• **EXERCISE AIM**
Repeat the material exactly, leaving nothing out.

• **THE RECORDS**
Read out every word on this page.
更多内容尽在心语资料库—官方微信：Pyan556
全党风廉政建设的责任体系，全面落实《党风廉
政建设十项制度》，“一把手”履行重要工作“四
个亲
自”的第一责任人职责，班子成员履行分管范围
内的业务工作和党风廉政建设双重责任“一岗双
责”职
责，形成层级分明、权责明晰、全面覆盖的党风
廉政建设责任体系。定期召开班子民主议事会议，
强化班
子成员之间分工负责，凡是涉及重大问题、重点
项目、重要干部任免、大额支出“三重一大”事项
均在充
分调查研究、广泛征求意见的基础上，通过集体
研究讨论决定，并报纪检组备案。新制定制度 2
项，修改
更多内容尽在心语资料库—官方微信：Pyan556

• **OUTPUT OF THE EXERCISE**
Read out every word on this page.
更多内容尽在心语资料库—官方微信：Pyan556
全党风廉政建设的责任体系，全面落实《党风廉
政建设十项制度》，“一把手”履行重要工作“四
个亲
自”的第一责任人职责，班子成员履行分管范围
内的业务工作和党风廉政建设双重责任“一岗双
责”职
责，形成层级分明、权责明晰、全面覆盖的党风
廉政建设责任体系。定期召开班子民主议事会议，
强化班
子成员之间分工负责，凡是涉及重大问题、重点
项目、重要干部任免、大额支出“三重一大”事项
均在充
分调查研究、广泛征求意见的基础上，通过集体
研究讨论决定，并报纪检组备案。新制定制度 2
项，修改
更多内容尽在心语资料库—官方微信：Pyan556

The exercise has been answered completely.